REQUEST – Transcribe exactly the entries from the "What's the underlying" line to the end, both included, minus pictures.
## start DATA PROVIDED
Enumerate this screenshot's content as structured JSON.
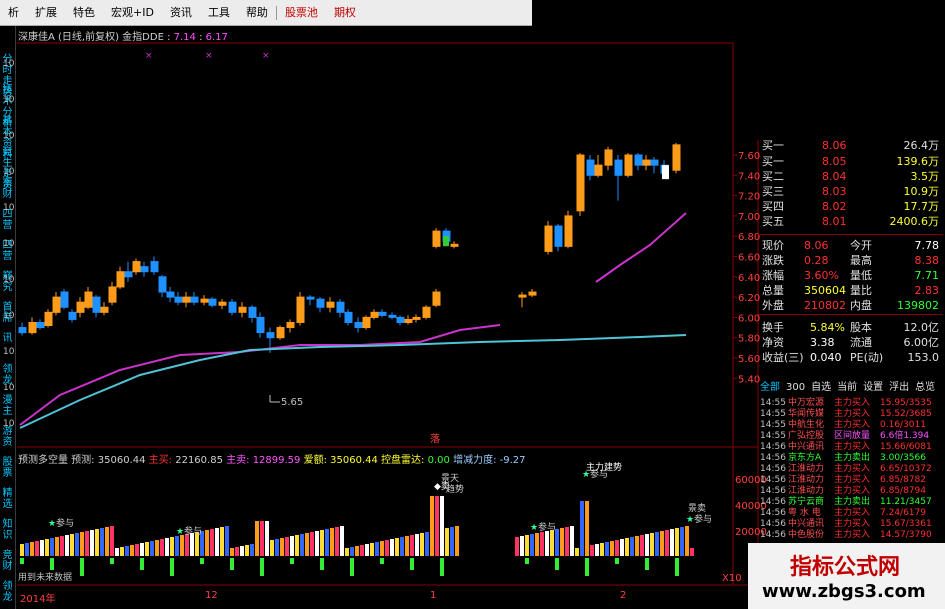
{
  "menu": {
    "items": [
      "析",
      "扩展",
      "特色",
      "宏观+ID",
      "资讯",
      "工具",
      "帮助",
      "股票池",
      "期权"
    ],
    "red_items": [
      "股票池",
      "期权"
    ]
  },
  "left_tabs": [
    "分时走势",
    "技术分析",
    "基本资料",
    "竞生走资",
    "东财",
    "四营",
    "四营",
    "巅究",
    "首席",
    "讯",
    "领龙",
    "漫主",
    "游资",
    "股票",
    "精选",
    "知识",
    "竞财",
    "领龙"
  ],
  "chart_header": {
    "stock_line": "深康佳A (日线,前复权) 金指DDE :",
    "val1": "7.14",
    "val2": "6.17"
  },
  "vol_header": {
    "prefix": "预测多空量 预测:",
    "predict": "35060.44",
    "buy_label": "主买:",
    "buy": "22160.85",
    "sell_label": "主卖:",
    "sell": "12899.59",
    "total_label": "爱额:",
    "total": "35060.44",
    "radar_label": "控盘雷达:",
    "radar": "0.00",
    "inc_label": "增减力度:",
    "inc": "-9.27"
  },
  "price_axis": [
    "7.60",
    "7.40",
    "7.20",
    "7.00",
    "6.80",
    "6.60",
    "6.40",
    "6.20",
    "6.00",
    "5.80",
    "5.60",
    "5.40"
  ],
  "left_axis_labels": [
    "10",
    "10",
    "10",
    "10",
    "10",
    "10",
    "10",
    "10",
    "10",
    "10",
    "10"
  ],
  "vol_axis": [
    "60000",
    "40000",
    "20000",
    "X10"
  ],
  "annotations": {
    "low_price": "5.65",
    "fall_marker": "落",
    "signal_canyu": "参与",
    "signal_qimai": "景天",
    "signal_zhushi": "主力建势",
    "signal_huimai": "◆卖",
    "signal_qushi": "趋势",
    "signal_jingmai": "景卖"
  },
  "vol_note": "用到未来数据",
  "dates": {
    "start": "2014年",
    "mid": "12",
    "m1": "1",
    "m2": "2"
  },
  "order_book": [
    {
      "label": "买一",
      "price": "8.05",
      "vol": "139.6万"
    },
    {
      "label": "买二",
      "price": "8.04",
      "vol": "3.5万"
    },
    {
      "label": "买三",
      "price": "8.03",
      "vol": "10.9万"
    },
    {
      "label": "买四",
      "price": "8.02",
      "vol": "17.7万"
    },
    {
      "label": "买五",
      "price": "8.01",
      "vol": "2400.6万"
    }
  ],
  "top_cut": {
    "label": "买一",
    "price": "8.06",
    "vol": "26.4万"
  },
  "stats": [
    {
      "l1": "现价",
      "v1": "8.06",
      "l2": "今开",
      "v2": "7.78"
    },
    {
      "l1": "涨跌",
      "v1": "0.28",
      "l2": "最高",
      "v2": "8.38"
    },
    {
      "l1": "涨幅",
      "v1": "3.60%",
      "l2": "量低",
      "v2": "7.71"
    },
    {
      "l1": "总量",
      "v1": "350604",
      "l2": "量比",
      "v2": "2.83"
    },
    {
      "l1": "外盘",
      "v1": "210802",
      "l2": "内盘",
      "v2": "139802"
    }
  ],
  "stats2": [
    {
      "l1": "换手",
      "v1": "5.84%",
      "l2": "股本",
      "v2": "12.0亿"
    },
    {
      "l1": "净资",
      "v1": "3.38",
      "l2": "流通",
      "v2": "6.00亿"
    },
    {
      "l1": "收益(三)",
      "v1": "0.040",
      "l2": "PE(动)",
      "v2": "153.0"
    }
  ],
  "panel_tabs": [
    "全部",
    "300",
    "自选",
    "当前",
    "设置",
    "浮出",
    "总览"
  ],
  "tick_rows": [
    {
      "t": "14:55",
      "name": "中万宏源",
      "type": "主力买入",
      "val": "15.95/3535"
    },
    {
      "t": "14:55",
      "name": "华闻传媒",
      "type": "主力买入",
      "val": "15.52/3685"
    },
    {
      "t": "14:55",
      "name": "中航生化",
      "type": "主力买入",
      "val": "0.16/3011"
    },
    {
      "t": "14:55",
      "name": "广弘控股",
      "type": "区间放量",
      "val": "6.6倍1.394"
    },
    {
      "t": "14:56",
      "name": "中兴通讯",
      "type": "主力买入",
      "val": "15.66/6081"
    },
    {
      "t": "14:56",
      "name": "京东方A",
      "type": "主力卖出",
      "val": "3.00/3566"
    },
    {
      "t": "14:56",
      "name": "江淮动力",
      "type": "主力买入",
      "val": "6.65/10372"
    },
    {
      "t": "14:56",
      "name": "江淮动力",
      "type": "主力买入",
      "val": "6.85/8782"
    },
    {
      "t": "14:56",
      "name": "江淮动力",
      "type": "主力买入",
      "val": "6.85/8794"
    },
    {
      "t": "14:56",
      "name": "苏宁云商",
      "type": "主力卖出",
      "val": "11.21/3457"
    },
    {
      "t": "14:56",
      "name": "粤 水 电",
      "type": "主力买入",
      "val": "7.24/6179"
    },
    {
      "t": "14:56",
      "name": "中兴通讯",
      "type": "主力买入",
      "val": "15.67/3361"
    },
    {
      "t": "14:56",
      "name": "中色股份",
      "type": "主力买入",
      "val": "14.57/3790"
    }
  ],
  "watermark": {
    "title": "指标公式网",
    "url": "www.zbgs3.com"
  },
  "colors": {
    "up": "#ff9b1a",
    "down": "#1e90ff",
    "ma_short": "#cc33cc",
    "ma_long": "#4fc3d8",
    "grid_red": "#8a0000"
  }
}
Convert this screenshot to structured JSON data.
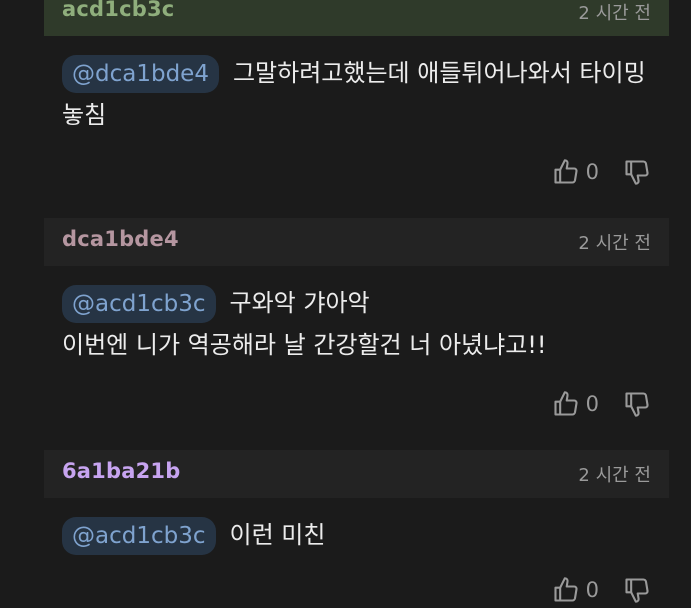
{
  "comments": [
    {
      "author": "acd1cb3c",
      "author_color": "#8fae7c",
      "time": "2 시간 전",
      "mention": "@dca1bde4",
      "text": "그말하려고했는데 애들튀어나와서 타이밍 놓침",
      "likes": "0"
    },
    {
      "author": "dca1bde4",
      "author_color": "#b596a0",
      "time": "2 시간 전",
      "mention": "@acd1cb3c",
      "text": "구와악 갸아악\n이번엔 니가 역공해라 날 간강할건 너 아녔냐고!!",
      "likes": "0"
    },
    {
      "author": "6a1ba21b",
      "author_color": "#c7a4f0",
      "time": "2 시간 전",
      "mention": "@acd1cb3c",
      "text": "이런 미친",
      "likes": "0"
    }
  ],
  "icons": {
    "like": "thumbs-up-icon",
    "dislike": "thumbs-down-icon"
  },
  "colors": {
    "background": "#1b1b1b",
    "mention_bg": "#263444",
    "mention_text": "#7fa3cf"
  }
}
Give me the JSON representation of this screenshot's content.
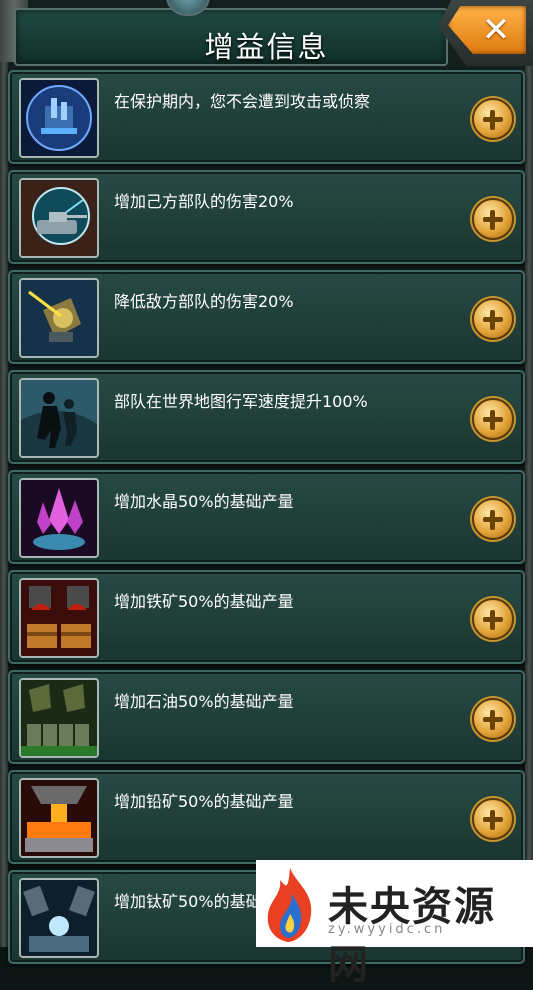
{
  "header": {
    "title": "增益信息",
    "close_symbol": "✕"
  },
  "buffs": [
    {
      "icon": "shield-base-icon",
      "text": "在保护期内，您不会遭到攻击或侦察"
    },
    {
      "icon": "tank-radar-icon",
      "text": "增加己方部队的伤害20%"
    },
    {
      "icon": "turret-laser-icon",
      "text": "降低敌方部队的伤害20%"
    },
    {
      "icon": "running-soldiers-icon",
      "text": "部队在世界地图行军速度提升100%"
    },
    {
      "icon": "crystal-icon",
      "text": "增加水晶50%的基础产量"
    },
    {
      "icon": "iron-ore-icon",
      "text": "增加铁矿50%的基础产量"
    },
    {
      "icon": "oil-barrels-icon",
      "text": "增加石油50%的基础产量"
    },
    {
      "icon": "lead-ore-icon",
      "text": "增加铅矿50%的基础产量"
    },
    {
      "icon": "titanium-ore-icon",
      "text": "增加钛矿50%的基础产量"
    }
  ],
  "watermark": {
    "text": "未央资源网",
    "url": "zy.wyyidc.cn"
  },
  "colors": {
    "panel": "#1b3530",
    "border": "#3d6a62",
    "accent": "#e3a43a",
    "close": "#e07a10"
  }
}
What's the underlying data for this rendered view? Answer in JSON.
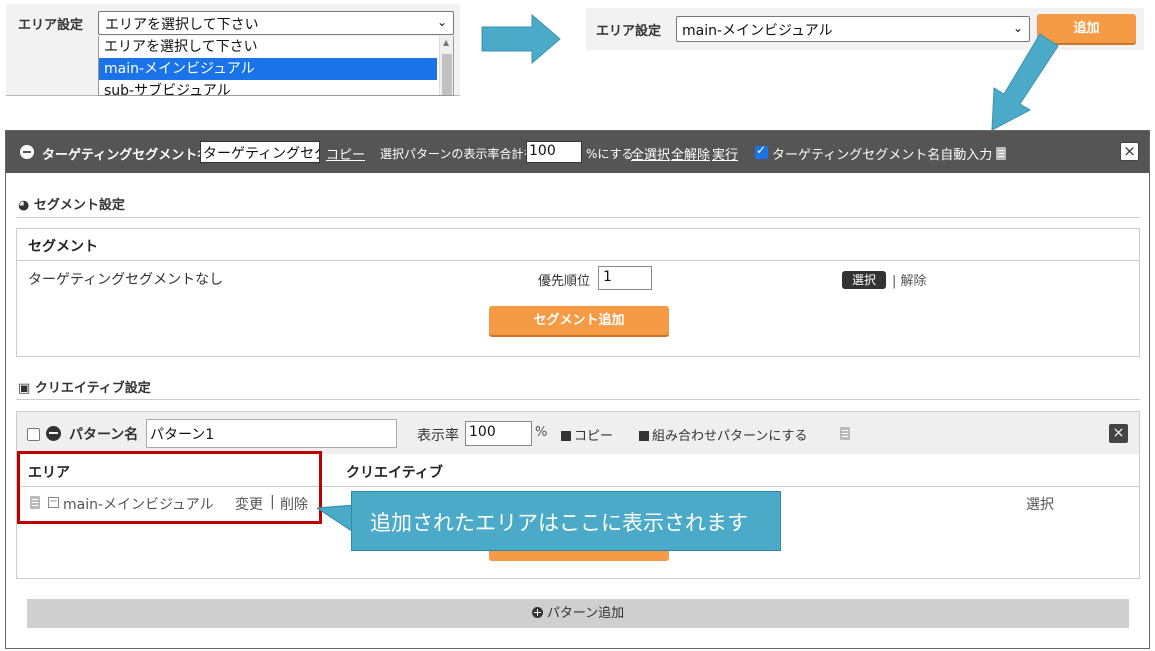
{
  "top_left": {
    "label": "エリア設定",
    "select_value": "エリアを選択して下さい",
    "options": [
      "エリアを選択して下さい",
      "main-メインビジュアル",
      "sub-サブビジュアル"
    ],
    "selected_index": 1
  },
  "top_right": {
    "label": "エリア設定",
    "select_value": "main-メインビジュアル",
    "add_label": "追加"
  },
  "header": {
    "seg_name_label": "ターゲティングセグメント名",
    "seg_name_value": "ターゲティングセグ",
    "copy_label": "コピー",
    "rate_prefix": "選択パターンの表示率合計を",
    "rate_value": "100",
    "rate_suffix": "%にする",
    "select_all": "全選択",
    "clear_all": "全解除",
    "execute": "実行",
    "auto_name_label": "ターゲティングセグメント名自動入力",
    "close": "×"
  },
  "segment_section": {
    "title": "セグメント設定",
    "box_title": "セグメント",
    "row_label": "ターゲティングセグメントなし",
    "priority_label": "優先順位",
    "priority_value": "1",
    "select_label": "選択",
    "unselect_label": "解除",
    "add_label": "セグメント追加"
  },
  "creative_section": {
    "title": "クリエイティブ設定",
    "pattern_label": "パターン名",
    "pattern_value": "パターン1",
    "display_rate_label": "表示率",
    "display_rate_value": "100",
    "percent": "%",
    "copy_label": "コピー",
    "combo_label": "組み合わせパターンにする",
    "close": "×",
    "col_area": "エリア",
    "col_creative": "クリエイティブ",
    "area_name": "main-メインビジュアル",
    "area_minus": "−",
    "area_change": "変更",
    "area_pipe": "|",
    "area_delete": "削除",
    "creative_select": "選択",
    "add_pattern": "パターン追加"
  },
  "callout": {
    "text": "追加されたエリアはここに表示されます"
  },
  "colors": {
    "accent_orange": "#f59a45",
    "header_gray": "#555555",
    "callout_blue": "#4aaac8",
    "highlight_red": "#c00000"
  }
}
## end DATA PROVIDED
RESULT –
What's the underlying data for this rendered view? Answer in JSON.
{
  "top_left": {
    "label": "エリア設定",
    "select_value": "エリアを選択して下さい",
    "options": [
      "エリアを選択して下さい",
      "main-メインビジュアル",
      "sub-サブビジュアル"
    ],
    "selected_index": 1
  },
  "top_right": {
    "label": "エリア設定",
    "select_value": "main-メインビジュアル",
    "add_label": "追加"
  },
  "header": {
    "seg_name_label": "ターゲティングセグメント名",
    "seg_name_value": "ターゲティングセグ",
    "copy_label": "コピー",
    "rate_prefix": "選択パターンの表示率合計を",
    "rate_value": "100",
    "rate_suffix": "%にする",
    "select_all": "全選択",
    "clear_all": "全解除",
    "execute": "実行",
    "auto_name_label": "ターゲティングセグメント名自動入力",
    "close": "×"
  },
  "segment_section": {
    "title": "セグメント設定",
    "box_title": "セグメント",
    "row_label": "ターゲティングセグメントなし",
    "priority_label": "優先順位",
    "priority_value": "1",
    "select_label": "選択",
    "unselect_label": "解除",
    "add_label": "セグメント追加"
  },
  "creative_section": {
    "title": "クリエイティブ設定",
    "pattern_label": "パターン名",
    "pattern_value": "パターン1",
    "display_rate_label": "表示率",
    "display_rate_value": "100",
    "percent": "%",
    "copy_label": "コピー",
    "combo_label": "組み合わせパターンにする",
    "close": "×",
    "col_area": "エリア",
    "col_creative": "クリエイティブ",
    "area_name": "main-メインビジュアル",
    "area_minus": "−",
    "area_change": "変更",
    "area_pipe": "|",
    "area_delete": "削除",
    "creative_select": "選択",
    "add_pattern": "パターン追加"
  },
  "callout": {
    "text": "追加されたエリアはここに表示されます"
  },
  "colors": {
    "accent_orange": "#f59a45",
    "header_gray": "#555555",
    "callout_blue": "#4aaac8",
    "highlight_red": "#c00000"
  }
}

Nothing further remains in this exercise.